**Short task**. Omit all pictures. Copy the rest of the material exactly.

>> Start Dataset excerpts

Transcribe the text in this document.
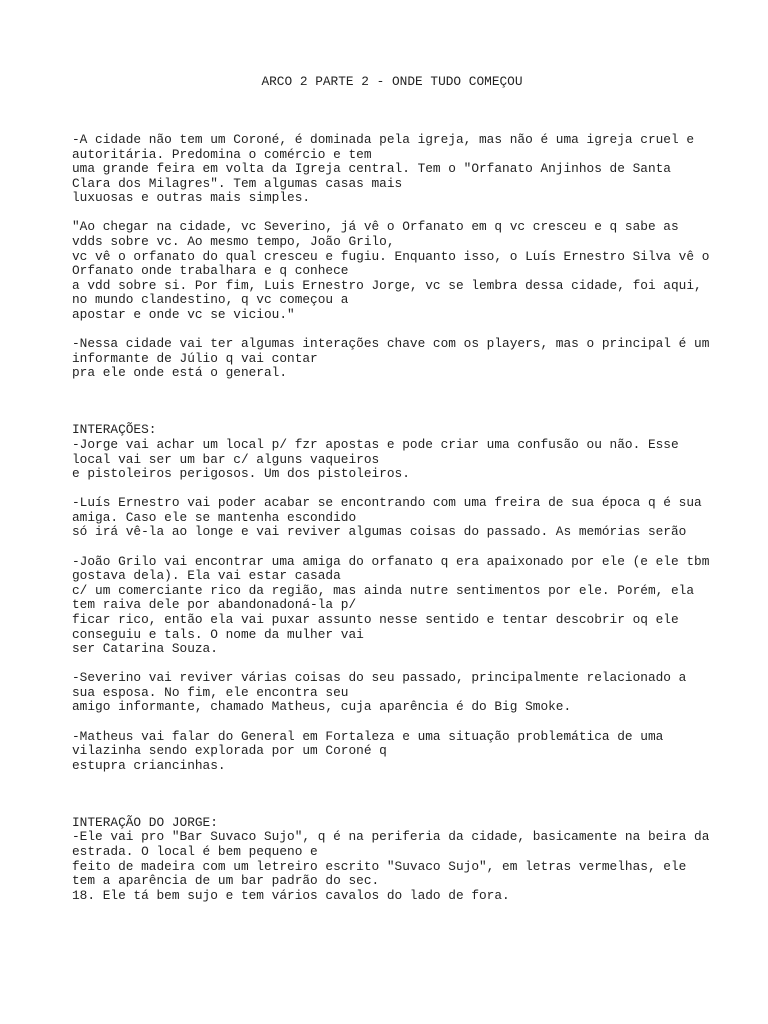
ARCO 2 PARTE 2 - ONDE TUDO COMEÇOU
-A cidade não tem um Coroné, é dominada pela igreja, mas não é uma igreja cruel e
autoritária. Predomina o comércio e tem
uma grande feira em volta da Igreja central. Tem o "Orfanato Anjinhos de Santa
Clara dos Milagres". Tem algumas casas mais
luxuosas e outras mais simples.
"Ao chegar na cidade, vc Severino, já vê o Orfanato em q vc cresceu e q sabe as
vdds sobre vc. Ao mesmo tempo, João Grilo,
vc vê o orfanato do qual cresceu e fugiu. Enquanto isso, o Luís Ernestro Silva vê o
Orfanato onde trabalhara e q conhece
a vdd sobre si. Por fim, Luis Ernestro Jorge, vc se lembra dessa cidade, foi aqui,
no mundo clandestino, q vc começou a
apostar e onde vc se viciou."
-Nessa cidade vai ter algumas interações chave com os players, mas o principal é um
informante de Júlio q vai contar
pra ele onde está o general.
INTERAÇÕES:
-Jorge vai achar um local p/ fzr apostas e pode criar uma confusão ou não. Esse
local vai ser um bar c/ alguns vaqueiros
e pistoleiros perigosos. Um dos pistoleiros.
-Luís Ernestro vai poder acabar se encontrando com uma freira de sua época q é sua
amiga. Caso ele se mantenha escondido
só irá vê-la ao longe e vai reviver algumas coisas do passado. As memórias serão
-João Grilo vai encontrar uma amiga do orfanato q era apaixonado por ele (e ele tbm
gostava dela). Ela vai estar casada
c/ um comerciante rico da região, mas ainda nutre sentimentos por ele. Porém, ela
tem raiva dele por abandonadoná-la p/
ficar rico, então ela vai puxar assunto nesse sentido e tentar descobrir oq ele
conseguiu e tals. O nome da mulher vai
ser Catarina Souza.
-Severino vai reviver várias coisas do seu passado, principalmente relacionado a
sua esposa. No fim, ele encontra seu
amigo informante, chamado Matheus, cuja aparência é do Big Smoke.
-Matheus vai falar do General em Fortaleza e uma situação problemática de uma
vilazinha sendo explorada por um Coroné q
estupra criancinhas.
INTERAÇÃO DO JORGE:
-Ele vai pro "Bar Suvaco Sujo", q é na periferia da cidade, basicamente na beira da
estrada. O local é bem pequeno e
feito de madeira com um letreiro escrito "Suvaco Sujo", em letras vermelhas, ele
tem a aparência de um bar padrão do sec.
18. Ele tá bem sujo e tem vários cavalos do lado de fora.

>> End Dataset excerpts

**Solution to the exercise**.
Transcribe the text in this document.
ARCO 2 PARTE 2 - ONDE TUDO COMEÇOU
-A cidade não tem um Coroné, é dominada pela igreja, mas não é uma igreja cruel e
autoritária. Predomina o comércio e tem
uma grande feira em volta da Igreja central. Tem o "Orfanato Anjinhos de Santa
Clara dos Milagres". Tem algumas casas mais
luxuosas e outras mais simples.
"Ao chegar na cidade, vc Severino, já vê o Orfanato em q vc cresceu e q sabe as
vdds sobre vc. Ao mesmo tempo, João Grilo,
vc vê o orfanato do qual cresceu e fugiu. Enquanto isso, o Luís Ernestro Silva vê o
Orfanato onde trabalhara e q conhece
a vdd sobre si. Por fim, Luis Ernestro Jorge, vc se lembra dessa cidade, foi aqui,
no mundo clandestino, q vc começou a
apostar e onde vc se viciou."
-Nessa cidade vai ter algumas interações chave com os players, mas o principal é um
informante de Júlio q vai contar
pra ele onde está o general.
INTERAÇÕES:
-Jorge vai achar um local p/ fzr apostas e pode criar uma confusão ou não. Esse
local vai ser um bar c/ alguns vaqueiros
e pistoleiros perigosos. Um dos pistoleiros.
-Luís Ernestro vai poder acabar se encontrando com uma freira de sua época q é sua
amiga. Caso ele se mantenha escondido
só irá vê-la ao longe e vai reviver algumas coisas do passado. As memórias serão
-João Grilo vai encontrar uma amiga do orfanato q era apaixonado por ele (e ele tbm
gostava dela). Ela vai estar casada
c/ um comerciante rico da região, mas ainda nutre sentimentos por ele. Porém, ela
tem raiva dele por abandonadoná-la p/
ficar rico, então ela vai puxar assunto nesse sentido e tentar descobrir oq ele
conseguiu e tals. O nome da mulher vai
ser Catarina Souza.
-Severino vai reviver várias coisas do seu passado, principalmente relacionado a
sua esposa. No fim, ele encontra seu
amigo informante, chamado Matheus, cuja aparência é do Big Smoke.
-Matheus vai falar do General em Fortaleza e uma situação problemática de uma
vilazinha sendo explorada por um Coroné q
estupra criancinhas.
INTERAÇÃO DO JORGE:
-Ele vai pro "Bar Suvaco Sujo", q é na periferia da cidade, basicamente na beira da
estrada. O local é bem pequeno e
feito de madeira com um letreiro escrito "Suvaco Sujo", em letras vermelhas, ele
tem a aparência de um bar padrão do sec.
18. Ele tá bem sujo e tem vários cavalos do lado de fora.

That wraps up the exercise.